* start *
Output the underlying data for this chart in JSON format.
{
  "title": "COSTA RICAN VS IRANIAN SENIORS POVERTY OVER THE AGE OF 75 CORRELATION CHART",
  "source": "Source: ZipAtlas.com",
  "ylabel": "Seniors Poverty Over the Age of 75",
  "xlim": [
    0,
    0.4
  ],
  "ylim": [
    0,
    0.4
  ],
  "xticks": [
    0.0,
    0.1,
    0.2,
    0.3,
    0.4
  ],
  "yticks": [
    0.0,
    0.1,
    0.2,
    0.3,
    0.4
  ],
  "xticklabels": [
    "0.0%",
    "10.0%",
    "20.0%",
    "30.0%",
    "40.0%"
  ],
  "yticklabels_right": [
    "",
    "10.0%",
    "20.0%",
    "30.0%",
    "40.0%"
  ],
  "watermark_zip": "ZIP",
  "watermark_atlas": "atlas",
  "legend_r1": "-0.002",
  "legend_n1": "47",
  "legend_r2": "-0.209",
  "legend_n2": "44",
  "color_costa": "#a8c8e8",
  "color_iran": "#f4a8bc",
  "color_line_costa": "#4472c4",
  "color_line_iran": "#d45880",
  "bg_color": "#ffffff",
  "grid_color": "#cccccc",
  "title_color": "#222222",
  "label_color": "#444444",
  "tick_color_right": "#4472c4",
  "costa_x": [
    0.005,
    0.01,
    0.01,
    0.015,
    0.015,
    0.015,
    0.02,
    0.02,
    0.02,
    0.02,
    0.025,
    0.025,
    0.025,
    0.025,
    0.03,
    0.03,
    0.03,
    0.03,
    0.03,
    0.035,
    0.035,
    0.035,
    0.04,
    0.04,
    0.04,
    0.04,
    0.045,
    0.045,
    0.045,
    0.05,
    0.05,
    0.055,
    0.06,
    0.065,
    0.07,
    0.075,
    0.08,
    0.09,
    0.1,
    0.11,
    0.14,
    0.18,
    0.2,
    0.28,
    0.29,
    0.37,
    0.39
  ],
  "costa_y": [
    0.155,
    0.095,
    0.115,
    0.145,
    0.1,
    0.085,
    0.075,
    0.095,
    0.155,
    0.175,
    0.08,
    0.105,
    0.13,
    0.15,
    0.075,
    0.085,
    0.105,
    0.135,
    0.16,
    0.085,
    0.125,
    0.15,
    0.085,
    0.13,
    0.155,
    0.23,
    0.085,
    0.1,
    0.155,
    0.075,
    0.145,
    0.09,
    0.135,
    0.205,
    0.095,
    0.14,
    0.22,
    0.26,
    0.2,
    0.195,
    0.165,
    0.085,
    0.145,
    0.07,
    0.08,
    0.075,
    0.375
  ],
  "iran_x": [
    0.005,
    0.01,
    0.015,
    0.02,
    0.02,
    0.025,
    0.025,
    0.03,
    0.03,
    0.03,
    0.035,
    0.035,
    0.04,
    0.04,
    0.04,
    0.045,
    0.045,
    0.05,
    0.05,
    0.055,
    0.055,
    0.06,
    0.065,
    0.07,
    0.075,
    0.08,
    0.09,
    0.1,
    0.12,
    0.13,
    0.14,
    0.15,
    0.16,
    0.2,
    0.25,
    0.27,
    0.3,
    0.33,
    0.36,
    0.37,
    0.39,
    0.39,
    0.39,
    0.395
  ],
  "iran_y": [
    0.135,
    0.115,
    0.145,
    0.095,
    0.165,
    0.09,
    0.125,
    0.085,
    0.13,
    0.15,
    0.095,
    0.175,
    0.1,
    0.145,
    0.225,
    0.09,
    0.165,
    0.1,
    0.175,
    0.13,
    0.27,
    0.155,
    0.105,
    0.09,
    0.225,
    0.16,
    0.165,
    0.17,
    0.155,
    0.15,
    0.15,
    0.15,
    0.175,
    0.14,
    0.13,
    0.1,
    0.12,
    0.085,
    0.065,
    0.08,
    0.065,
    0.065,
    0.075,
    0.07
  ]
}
* end *
(EXERCISE DETAILS)
Restate each record exactly as written.

(SOLUTION BELOW)
Output the underlying data for this chart in JSON format.
{
  "title": "COSTA RICAN VS IRANIAN SENIORS POVERTY OVER THE AGE OF 75 CORRELATION CHART",
  "source": "Source: ZipAtlas.com",
  "ylabel": "Seniors Poverty Over the Age of 75",
  "xlim": [
    0,
    0.4
  ],
  "ylim": [
    0,
    0.4
  ],
  "xticks": [
    0.0,
    0.1,
    0.2,
    0.3,
    0.4
  ],
  "yticks": [
    0.0,
    0.1,
    0.2,
    0.3,
    0.4
  ],
  "xticklabels": [
    "0.0%",
    "10.0%",
    "20.0%",
    "30.0%",
    "40.0%"
  ],
  "yticklabels_right": [
    "",
    "10.0%",
    "20.0%",
    "30.0%",
    "40.0%"
  ],
  "watermark_zip": "ZIP",
  "watermark_atlas": "atlas",
  "legend_r1": "-0.002",
  "legend_n1": "47",
  "legend_r2": "-0.209",
  "legend_n2": "44",
  "color_costa": "#a8c8e8",
  "color_iran": "#f4a8bc",
  "color_line_costa": "#4472c4",
  "color_line_iran": "#d45880",
  "bg_color": "#ffffff",
  "grid_color": "#cccccc",
  "title_color": "#222222",
  "label_color": "#444444",
  "tick_color_right": "#4472c4",
  "costa_x": [
    0.005,
    0.01,
    0.01,
    0.015,
    0.015,
    0.015,
    0.02,
    0.02,
    0.02,
    0.02,
    0.025,
    0.025,
    0.025,
    0.025,
    0.03,
    0.03,
    0.03,
    0.03,
    0.03,
    0.035,
    0.035,
    0.035,
    0.04,
    0.04,
    0.04,
    0.04,
    0.045,
    0.045,
    0.045,
    0.05,
    0.05,
    0.055,
    0.06,
    0.065,
    0.07,
    0.075,
    0.08,
    0.09,
    0.1,
    0.11,
    0.14,
    0.18,
    0.2,
    0.28,
    0.29,
    0.37,
    0.39
  ],
  "costa_y": [
    0.155,
    0.095,
    0.115,
    0.145,
    0.1,
    0.085,
    0.075,
    0.095,
    0.155,
    0.175,
    0.08,
    0.105,
    0.13,
    0.15,
    0.075,
    0.085,
    0.105,
    0.135,
    0.16,
    0.085,
    0.125,
    0.15,
    0.085,
    0.13,
    0.155,
    0.23,
    0.085,
    0.1,
    0.155,
    0.075,
    0.145,
    0.09,
    0.135,
    0.205,
    0.095,
    0.14,
    0.22,
    0.26,
    0.2,
    0.195,
    0.165,
    0.085,
    0.145,
    0.07,
    0.08,
    0.075,
    0.375
  ],
  "iran_x": [
    0.005,
    0.01,
    0.015,
    0.02,
    0.02,
    0.025,
    0.025,
    0.03,
    0.03,
    0.03,
    0.035,
    0.035,
    0.04,
    0.04,
    0.04,
    0.045,
    0.045,
    0.05,
    0.05,
    0.055,
    0.055,
    0.06,
    0.065,
    0.07,
    0.075,
    0.08,
    0.09,
    0.1,
    0.12,
    0.13,
    0.14,
    0.15,
    0.16,
    0.2,
    0.25,
    0.27,
    0.3,
    0.33,
    0.36,
    0.37,
    0.39,
    0.39,
    0.39,
    0.395
  ],
  "iran_y": [
    0.135,
    0.115,
    0.145,
    0.095,
    0.165,
    0.09,
    0.125,
    0.085,
    0.13,
    0.15,
    0.095,
    0.175,
    0.1,
    0.145,
    0.225,
    0.09,
    0.165,
    0.1,
    0.175,
    0.13,
    0.27,
    0.155,
    0.105,
    0.09,
    0.225,
    0.16,
    0.165,
    0.17,
    0.155,
    0.15,
    0.15,
    0.15,
    0.175,
    0.14,
    0.13,
    0.1,
    0.12,
    0.085,
    0.065,
    0.08,
    0.065,
    0.065,
    0.075,
    0.07
  ]
}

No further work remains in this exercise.